## REQUIRED WORK
Update the material from the line with "FancyBboxPatch shape (629, 27, 912, 175)" through the last line, replacing "Text" with "Caption" everywhere and leaving all else unchanged. Return only those lines.

— begin —

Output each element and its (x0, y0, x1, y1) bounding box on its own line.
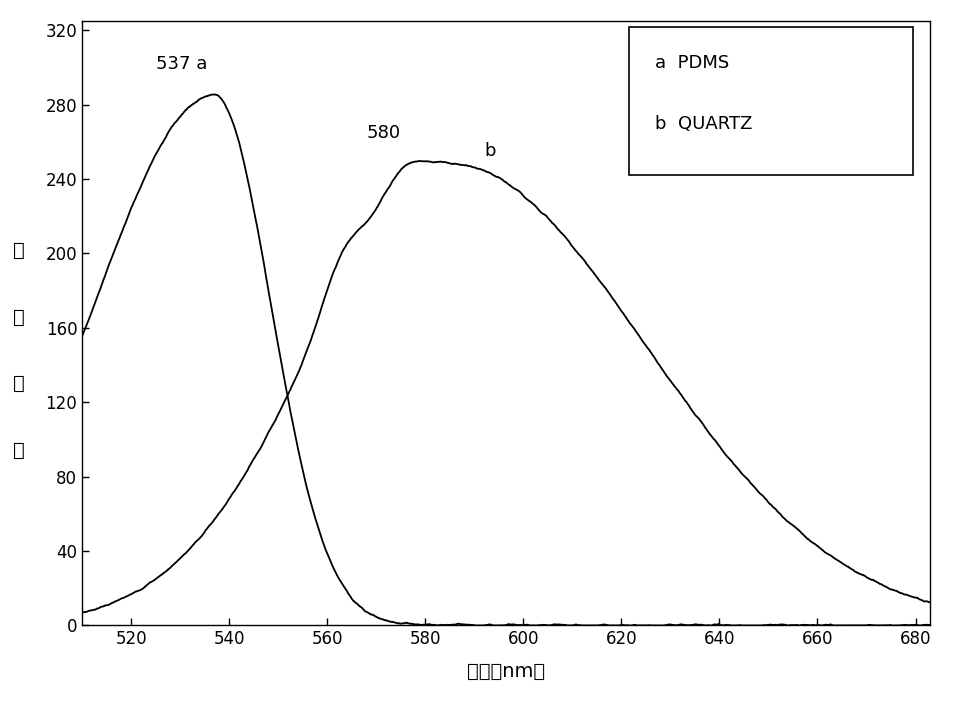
FancyBboxPatch shape (629, 27, 912, 175)
Text: b: b (483, 143, 496, 160)
Text: 光: 光 (12, 307, 25, 326)
Text: b  QUARTZ: b QUARTZ (654, 114, 751, 133)
Text: 强: 强 (12, 374, 25, 393)
Text: 580: 580 (366, 124, 400, 142)
X-axis label: 波长（nm）: 波长（nm） (467, 662, 545, 681)
Text: 荧: 荧 (12, 241, 25, 260)
Text: 度: 度 (12, 441, 25, 460)
Text: a  PDMS: a PDMS (654, 54, 728, 72)
Text: 537 a: 537 a (155, 55, 207, 73)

— end —

## ANSWER TO THIS TASK
FancyBboxPatch shape (629, 27, 912, 175)
Caption: b: b (483, 143, 496, 160)
Caption: 光: 光 (12, 307, 25, 326)
Caption: b  QUARTZ: b QUARTZ (654, 114, 751, 133)
Caption: 强: 强 (12, 374, 25, 393)
Caption: 580: 580 (366, 124, 400, 142)
X-axis label: 波长（nm）: 波长（nm） (467, 662, 545, 681)
Caption: 荧: 荧 (12, 241, 25, 260)
Caption: 度: 度 (12, 441, 25, 460)
Caption: a  PDMS: a PDMS (654, 54, 728, 72)
Caption: 537 a: 537 a (155, 55, 207, 73)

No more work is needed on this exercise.